### AIM OF THE EXERCISE
Where does the string "Output" appear? Copy every line of the entries below that holds it.

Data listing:
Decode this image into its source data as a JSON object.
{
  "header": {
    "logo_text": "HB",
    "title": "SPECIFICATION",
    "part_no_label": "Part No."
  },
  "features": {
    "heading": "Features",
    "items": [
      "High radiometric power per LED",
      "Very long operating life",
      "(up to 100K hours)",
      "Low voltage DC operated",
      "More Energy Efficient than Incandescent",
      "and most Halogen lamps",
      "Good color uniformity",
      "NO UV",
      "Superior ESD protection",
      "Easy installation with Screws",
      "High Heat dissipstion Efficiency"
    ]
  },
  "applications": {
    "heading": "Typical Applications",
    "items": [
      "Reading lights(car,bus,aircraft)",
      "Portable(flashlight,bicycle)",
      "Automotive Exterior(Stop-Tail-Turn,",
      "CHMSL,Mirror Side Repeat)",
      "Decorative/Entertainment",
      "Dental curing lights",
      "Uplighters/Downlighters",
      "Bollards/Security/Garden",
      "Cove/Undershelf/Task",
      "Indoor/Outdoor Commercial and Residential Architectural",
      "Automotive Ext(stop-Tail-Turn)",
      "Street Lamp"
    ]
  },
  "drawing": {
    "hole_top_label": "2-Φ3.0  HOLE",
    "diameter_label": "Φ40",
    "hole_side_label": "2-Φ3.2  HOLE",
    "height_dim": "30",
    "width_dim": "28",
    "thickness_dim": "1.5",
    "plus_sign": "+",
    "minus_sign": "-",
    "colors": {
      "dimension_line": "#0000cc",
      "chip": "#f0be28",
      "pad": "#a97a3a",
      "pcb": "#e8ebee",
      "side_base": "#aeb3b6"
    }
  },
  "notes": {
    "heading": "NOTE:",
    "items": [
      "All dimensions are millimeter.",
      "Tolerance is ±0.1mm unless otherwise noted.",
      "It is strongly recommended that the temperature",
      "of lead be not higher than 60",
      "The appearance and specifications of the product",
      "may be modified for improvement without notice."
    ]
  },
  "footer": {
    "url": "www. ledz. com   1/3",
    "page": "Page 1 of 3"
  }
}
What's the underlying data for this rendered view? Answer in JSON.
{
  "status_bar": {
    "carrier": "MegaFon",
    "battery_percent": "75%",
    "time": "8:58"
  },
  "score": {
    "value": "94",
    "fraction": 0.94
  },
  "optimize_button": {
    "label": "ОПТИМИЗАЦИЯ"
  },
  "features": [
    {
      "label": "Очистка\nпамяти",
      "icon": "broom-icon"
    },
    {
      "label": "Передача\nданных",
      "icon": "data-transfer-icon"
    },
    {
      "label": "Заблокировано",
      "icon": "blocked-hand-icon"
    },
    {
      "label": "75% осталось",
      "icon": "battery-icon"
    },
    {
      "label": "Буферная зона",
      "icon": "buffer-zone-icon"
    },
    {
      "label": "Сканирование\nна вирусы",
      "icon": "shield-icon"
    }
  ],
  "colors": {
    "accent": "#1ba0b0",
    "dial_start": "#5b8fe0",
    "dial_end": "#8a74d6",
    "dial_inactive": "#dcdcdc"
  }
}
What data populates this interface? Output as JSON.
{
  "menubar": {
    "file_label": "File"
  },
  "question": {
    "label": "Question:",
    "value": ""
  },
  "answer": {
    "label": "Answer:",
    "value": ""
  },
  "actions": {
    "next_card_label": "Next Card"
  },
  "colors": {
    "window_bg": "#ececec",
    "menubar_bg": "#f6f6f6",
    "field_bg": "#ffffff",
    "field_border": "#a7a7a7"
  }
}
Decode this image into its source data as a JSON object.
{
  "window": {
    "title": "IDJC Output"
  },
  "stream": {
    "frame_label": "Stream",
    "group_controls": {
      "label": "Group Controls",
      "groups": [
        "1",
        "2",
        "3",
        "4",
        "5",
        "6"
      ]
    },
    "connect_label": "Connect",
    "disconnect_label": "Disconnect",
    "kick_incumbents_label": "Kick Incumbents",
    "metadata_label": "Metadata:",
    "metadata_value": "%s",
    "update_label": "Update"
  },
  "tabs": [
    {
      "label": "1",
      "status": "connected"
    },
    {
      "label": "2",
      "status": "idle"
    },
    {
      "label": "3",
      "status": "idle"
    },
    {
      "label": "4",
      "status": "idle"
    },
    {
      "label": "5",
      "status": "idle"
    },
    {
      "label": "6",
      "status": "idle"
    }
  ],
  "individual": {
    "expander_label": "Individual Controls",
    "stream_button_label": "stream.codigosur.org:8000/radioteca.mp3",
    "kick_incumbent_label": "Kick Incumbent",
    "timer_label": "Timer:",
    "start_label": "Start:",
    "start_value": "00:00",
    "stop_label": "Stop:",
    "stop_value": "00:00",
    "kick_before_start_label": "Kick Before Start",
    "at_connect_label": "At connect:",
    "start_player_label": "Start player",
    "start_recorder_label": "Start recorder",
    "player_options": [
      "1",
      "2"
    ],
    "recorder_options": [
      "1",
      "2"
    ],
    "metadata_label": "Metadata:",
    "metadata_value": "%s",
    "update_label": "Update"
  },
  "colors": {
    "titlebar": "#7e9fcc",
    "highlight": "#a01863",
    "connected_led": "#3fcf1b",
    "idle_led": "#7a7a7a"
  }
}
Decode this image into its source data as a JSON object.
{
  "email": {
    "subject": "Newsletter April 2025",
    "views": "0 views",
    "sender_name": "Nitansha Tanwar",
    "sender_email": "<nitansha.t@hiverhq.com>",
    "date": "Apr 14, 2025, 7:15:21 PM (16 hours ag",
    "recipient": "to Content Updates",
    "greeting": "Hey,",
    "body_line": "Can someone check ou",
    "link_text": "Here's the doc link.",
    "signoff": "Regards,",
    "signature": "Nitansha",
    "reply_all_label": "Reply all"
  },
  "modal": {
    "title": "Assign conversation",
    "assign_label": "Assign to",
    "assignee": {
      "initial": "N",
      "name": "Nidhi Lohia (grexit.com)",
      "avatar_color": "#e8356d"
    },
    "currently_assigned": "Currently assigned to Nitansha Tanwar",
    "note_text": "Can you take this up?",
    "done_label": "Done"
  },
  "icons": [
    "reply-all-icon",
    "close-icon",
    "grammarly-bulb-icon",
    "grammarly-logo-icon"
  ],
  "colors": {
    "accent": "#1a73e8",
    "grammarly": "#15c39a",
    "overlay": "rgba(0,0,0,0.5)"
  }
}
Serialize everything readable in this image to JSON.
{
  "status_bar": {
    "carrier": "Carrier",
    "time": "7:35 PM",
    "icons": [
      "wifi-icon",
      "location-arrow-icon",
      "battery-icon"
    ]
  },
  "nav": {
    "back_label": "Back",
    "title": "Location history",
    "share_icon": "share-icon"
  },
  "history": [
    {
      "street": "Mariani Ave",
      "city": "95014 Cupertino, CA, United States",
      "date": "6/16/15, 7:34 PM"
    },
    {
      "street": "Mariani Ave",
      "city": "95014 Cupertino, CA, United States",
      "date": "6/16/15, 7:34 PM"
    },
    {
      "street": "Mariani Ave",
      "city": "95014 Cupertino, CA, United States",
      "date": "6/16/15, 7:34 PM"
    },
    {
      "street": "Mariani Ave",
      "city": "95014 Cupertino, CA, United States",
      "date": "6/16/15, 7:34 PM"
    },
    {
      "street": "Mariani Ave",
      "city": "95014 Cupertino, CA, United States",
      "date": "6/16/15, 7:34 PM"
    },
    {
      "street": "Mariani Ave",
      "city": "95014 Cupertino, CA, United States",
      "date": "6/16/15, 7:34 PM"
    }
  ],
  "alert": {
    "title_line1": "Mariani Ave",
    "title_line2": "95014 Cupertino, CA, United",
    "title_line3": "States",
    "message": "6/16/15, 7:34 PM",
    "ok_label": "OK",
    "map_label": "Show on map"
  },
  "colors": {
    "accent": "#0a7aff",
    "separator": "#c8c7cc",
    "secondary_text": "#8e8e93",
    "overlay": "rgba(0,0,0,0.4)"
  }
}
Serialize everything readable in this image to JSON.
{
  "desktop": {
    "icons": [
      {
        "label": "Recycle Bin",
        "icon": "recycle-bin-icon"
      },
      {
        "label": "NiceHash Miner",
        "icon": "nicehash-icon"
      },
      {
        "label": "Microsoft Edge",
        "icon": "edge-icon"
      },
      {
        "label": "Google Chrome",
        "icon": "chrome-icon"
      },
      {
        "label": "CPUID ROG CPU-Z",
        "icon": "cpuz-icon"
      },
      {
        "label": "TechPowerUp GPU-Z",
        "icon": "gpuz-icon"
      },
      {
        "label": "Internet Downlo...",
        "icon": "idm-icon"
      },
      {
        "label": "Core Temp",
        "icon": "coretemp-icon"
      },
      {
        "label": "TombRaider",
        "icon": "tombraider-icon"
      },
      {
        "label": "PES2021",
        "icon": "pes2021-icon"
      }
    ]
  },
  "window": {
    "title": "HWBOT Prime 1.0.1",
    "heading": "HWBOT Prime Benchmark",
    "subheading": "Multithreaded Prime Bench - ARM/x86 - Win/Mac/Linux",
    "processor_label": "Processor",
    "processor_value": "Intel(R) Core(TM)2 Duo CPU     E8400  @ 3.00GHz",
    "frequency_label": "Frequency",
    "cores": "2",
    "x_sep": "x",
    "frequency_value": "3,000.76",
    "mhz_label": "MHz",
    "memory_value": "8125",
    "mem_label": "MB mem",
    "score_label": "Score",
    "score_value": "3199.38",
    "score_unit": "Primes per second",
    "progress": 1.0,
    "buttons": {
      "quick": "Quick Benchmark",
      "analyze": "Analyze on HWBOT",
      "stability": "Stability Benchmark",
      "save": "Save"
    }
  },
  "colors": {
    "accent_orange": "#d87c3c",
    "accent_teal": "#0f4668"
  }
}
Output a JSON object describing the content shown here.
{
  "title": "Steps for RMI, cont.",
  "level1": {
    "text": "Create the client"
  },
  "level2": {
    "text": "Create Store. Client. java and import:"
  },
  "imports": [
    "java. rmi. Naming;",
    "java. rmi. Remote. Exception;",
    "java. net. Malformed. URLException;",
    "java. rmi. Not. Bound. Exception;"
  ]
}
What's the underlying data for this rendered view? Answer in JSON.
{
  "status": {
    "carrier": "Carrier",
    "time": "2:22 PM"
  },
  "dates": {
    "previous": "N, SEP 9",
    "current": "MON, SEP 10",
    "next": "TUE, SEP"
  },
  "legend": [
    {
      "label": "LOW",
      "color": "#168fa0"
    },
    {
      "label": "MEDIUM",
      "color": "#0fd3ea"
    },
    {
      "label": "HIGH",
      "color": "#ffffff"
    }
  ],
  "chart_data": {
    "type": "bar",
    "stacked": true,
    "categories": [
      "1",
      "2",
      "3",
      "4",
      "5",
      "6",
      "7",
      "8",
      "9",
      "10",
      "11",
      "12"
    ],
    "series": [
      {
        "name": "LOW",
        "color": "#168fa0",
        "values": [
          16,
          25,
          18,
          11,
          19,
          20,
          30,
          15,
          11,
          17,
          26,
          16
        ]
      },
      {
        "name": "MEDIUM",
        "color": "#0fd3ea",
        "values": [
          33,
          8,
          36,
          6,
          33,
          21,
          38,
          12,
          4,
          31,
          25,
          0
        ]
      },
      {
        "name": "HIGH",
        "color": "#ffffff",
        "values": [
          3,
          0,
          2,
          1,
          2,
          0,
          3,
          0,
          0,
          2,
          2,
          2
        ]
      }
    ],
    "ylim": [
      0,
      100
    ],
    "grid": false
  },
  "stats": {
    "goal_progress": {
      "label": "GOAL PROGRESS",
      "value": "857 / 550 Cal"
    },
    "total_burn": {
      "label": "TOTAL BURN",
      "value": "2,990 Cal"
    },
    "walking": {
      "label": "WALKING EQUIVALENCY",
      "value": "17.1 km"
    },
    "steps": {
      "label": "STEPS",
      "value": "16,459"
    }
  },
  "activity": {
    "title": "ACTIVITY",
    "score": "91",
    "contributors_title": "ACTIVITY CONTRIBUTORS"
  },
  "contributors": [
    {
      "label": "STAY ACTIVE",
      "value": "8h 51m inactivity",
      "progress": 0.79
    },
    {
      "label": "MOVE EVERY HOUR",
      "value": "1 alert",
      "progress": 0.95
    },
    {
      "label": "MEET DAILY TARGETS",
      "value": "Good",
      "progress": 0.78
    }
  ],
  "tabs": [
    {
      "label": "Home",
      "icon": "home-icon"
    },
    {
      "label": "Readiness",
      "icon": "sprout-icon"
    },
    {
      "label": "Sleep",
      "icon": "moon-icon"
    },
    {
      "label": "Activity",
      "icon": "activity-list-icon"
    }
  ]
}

### FINAL RESULT
What data populates this interface? Output as JSON.
    "title": "IDJC Output"
Output a JSON object describing the content shown here.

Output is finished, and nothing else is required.